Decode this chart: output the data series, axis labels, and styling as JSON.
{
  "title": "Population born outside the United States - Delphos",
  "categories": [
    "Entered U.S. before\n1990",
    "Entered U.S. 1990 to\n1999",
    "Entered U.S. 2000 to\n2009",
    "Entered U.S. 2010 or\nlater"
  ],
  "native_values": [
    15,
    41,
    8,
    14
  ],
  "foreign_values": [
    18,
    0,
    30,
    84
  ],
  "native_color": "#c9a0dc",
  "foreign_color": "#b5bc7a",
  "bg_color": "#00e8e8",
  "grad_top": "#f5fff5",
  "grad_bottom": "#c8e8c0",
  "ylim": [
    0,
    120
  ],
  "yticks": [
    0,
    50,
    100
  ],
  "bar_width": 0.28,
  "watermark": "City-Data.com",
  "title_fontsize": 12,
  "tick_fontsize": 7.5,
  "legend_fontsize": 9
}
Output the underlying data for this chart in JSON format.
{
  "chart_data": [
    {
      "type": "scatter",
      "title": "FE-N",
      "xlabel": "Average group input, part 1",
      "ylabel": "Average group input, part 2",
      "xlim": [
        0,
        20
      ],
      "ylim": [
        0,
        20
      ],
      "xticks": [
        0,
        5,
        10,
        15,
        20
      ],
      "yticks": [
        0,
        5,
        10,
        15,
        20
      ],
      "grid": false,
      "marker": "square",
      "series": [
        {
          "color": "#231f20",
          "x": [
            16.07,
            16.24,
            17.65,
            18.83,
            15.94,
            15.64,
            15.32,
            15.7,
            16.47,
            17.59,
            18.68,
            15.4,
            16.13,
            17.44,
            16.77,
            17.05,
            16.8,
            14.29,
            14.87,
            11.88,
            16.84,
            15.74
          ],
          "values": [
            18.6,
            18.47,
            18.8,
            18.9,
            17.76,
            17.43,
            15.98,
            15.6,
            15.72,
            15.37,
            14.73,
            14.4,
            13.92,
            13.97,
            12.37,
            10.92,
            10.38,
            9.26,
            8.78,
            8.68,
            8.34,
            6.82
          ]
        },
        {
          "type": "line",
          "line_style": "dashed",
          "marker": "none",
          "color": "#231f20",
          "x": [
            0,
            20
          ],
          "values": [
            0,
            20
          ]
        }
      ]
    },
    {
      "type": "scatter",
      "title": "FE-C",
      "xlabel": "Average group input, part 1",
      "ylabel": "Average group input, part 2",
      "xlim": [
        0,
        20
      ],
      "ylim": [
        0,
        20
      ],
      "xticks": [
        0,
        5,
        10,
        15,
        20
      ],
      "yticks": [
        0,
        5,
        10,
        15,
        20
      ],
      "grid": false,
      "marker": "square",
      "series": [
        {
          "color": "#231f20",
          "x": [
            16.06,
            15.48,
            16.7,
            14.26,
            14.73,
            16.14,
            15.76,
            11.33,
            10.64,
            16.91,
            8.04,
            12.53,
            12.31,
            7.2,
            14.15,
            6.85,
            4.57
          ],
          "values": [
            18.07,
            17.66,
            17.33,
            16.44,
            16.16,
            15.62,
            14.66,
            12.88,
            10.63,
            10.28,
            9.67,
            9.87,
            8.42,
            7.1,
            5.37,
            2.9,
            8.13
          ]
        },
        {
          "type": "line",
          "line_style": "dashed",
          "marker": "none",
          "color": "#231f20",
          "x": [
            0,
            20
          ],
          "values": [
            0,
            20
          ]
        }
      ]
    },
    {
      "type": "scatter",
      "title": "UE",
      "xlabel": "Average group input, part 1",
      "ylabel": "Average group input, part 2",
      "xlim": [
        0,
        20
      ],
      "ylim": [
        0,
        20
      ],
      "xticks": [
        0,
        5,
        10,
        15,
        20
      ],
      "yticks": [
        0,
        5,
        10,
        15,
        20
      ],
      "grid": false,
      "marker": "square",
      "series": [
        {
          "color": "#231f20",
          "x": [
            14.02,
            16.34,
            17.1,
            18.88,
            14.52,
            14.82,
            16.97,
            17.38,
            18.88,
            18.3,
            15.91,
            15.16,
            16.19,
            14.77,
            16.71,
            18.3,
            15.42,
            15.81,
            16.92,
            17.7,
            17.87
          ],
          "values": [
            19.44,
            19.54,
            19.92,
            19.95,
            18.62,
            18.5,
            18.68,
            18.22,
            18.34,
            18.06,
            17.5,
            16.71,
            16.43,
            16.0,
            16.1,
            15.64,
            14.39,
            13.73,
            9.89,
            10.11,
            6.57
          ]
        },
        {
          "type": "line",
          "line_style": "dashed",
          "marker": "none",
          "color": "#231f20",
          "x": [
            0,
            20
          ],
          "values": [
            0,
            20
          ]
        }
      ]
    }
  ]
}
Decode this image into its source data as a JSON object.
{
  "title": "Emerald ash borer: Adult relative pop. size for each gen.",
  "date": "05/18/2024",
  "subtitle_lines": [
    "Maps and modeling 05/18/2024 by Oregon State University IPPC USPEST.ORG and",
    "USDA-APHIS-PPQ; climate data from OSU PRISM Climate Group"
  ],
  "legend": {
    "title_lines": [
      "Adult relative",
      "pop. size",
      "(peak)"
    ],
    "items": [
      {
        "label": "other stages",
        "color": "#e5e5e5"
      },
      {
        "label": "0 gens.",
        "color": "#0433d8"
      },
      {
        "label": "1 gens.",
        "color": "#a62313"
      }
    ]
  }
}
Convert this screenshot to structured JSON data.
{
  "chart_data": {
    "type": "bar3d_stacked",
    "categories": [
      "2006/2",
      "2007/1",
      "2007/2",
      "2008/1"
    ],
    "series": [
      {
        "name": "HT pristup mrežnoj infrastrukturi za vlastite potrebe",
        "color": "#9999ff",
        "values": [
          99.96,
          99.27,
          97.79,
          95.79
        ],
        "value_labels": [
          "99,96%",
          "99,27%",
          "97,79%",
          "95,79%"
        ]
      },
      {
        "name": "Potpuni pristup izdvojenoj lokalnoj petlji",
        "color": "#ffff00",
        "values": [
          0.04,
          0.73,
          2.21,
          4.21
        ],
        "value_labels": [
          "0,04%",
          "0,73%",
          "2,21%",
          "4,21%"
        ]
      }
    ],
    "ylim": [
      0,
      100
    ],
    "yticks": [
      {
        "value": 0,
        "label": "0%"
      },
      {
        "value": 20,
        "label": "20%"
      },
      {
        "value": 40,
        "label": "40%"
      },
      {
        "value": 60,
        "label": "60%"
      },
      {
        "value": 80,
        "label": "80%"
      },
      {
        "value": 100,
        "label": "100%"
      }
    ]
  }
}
------------
▶ _What you will do_:
Copy every record exactly, with nothing added or dropped.

▶ _Answer below_:
Decode this chart: output the data series, axis labels, and styling as JSON.
{
  "title": "Population born outside the United States - Delphos",
  "categories": [
    "Entered U.S. before\n1990",
    "Entered U.S. 1990 to\n1999",
    "Entered U.S. 2000 to\n2009",
    "Entered U.S. 2010 or\nlater"
  ],
  "native_values": [
    15,
    41,
    8,
    14
  ],
  "foreign_values": [
    18,
    0,
    30,
    84
  ],
  "native_color": "#c9a0dc",
  "foreign_color": "#b5bc7a",
  "bg_color": "#00e8e8",
  "grad_top": "#f5fff5",
  "grad_bottom": "#c8e8c0",
  "ylim": [
    0,
    120
  ],
  "yticks": [
    0,
    50,
    100
  ],
  "bar_width": 0.28,
  "watermark": "City-Data.com",
  "title_fontsize": 12,
  "tick_fontsize": 7.5,
  "legend_fontsize": 9
}
Output the underlying data for this chart in JSON format.
{
  "chart_data": [
    {
      "type": "scatter",
      "title": "FE-N",
      "xlabel": "Average group input, part 1",
      "ylabel": "Average group input, part 2",
      "xlim": [
        0,
        20
      ],
      "ylim": [
        0,
        20
      ],
      "xticks": [
        0,
        5,
        10,
        15,
        20
      ],
      "yticks": [
        0,
        5,
        10,
        15,
        20
      ],
      "grid": false,
      "marker": "square",
      "series": [
        {
          "color": "#231f20",
          "x": [
            16.07,
            16.24,
            17.65,
            18.83,
            15.94,
            15.64,
            15.32,
            15.7,
            16.47,
            17.59,
            18.68,
            15.4,
            16.13,
            17.44,
            16.77,
            17.05,
            16.8,
            14.29,
            14.87,
            11.88,
            16.84,
            15.74
          ],
          "values": [
            18.6,
            18.47,
            18.8,
            18.9,
            17.76,
            17.43,
            15.98,
            15.6,
            15.72,
            15.37,
            14.73,
            14.4,
            13.92,
            13.97,
            12.37,
            10.92,
            10.38,
            9.26,
            8.78,
            8.68,
            8.34,
            6.82
          ]
        },
        {
          "type": "line",
          "line_style": "dashed",
          "marker": "none",
          "color": "#231f20",
          "x": [
            0,
            20
          ],
          "values": [
            0,
            20
          ]
        }
      ]
    },
    {
      "type": "scatter",
      "title": "FE-C",
      "xlabel": "Average group input, part 1",
      "ylabel": "Average group input, part 2",
      "xlim": [
        0,
        20
      ],
      "ylim": [
        0,
        20
      ],
      "xticks": [
        0,
        5,
        10,
        15,
        20
      ],
      "yticks": [
        0,
        5,
        10,
        15,
        20
      ],
      "grid": false,
      "marker": "square",
      "series": [
        {
          "color": "#231f20",
          "x": [
            16.06,
            15.48,
            16.7,
            14.26,
            14.73,
            16.14,
            15.76,
            11.33,
            10.64,
            16.91,
            8.04,
            12.53,
            12.31,
            7.2,
            14.15,
            6.85,
            4.57
          ],
          "values": [
            18.07,
            17.66,
            17.33,
            16.44,
            16.16,
            15.62,
            14.66,
            12.88,
            10.63,
            10.28,
            9.67,
            9.87,
            8.42,
            7.1,
            5.37,
            2.9,
            8.13
          ]
        },
        {
          "type": "line",
          "line_style": "dashed",
          "marker": "none",
          "color": "#231f20",
          "x": [
            0,
            20
          ],
          "values": [
            0,
            20
          ]
        }
      ]
    },
    {
      "type": "scatter",
      "title": "UE",
      "xlabel": "Average group input, part 1",
      "ylabel": "Average group input, part 2",
      "xlim": [
        0,
        20
      ],
      "ylim": [
        0,
        20
      ],
      "xticks": [
        0,
        5,
        10,
        15,
        20
      ],
      "yticks": [
        0,
        5,
        10,
        15,
        20
      ],
      "grid": false,
      "marker": "square",
      "series": [
        {
          "color": "#231f20",
          "x": [
            14.02,
            16.34,
            17.1,
            18.88,
            14.52,
            14.82,
            16.97,
            17.38,
            18.88,
            18.3,
            15.91,
            15.16,
            16.19,
            14.77,
            16.71,
            18.3,
            15.42,
            15.81,
            16.92,
            17.7,
            17.87
          ],
          "values": [
            19.44,
            19.54,
            19.92,
            19.95,
            18.62,
            18.5,
            18.68,
            18.22,
            18.34,
            18.06,
            17.5,
            16.71,
            16.43,
            16.0,
            16.1,
            15.64,
            14.39,
            13.73,
            9.89,
            10.11,
            6.57
          ]
        },
        {
          "type": "line",
          "line_style": "dashed",
          "marker": "none",
          "color": "#231f20",
          "x": [
            0,
            20
          ],
          "values": [
            0,
            20
          ]
        }
      ]
    }
  ]
}
Decode this image into its source data as a JSON object.
{
  "title": "Emerald ash borer: Adult relative pop. size for each gen.",
  "date": "05/18/2024",
  "subtitle_lines": [
    "Maps and modeling 05/18/2024 by Oregon State University IPPC USPEST.ORG and",
    "USDA-APHIS-PPQ; climate data from OSU PRISM Climate Group"
  ],
  "legend": {
    "title_lines": [
      "Adult relative",
      "pop. size",
      "(peak)"
    ],
    "items": [
      {
        "label": "other stages",
        "color": "#e5e5e5"
      },
      {
        "label": "0 gens.",
        "color": "#0433d8"
      },
      {
        "label": "1 gens.",
        "color": "#a62313"
      }
    ]
  }
}
Convert this screenshot to structured JSON data.
{
  "chart_data": {
    "type": "bar3d_stacked",
    "categories": [
      "2006/2",
      "2007/1",
      "2007/2",
      "2008/1"
    ],
    "series": [
      {
        "name": "HT pristup mrežnoj infrastrukturi za vlastite potrebe",
        "color": "#9999ff",
        "values": [
          99.96,
          99.27,
          97.79,
          95.79
        ],
        "value_labels": [
          "99,96%",
          "99,27%",
          "97,79%",
          "95,79%"
        ]
      },
      {
        "name": "Potpuni pristup izdvojenoj lokalnoj petlji",
        "color": "#ffff00",
        "values": [
          0.04,
          0.73,
          2.21,
          4.21
        ],
        "value_labels": [
          "0,04%",
          "0,73%",
          "2,21%",
          "4,21%"
        ]
      }
    ],
    "ylim": [
      0,
      100
    ],
    "yticks": [
      {
        "value": 0,
        "label": "0%"
      },
      {
        "value": 20,
        "label": "20%"
      },
      {
        "value": 40,
        "label": "40%"
      },
      {
        "value": 60,
        "label": "60%"
      },
      {
        "value": 80,
        "label": "80%"
      },
      {
        "value": 100,
        "label": "100%"
      }
    ]
  }
}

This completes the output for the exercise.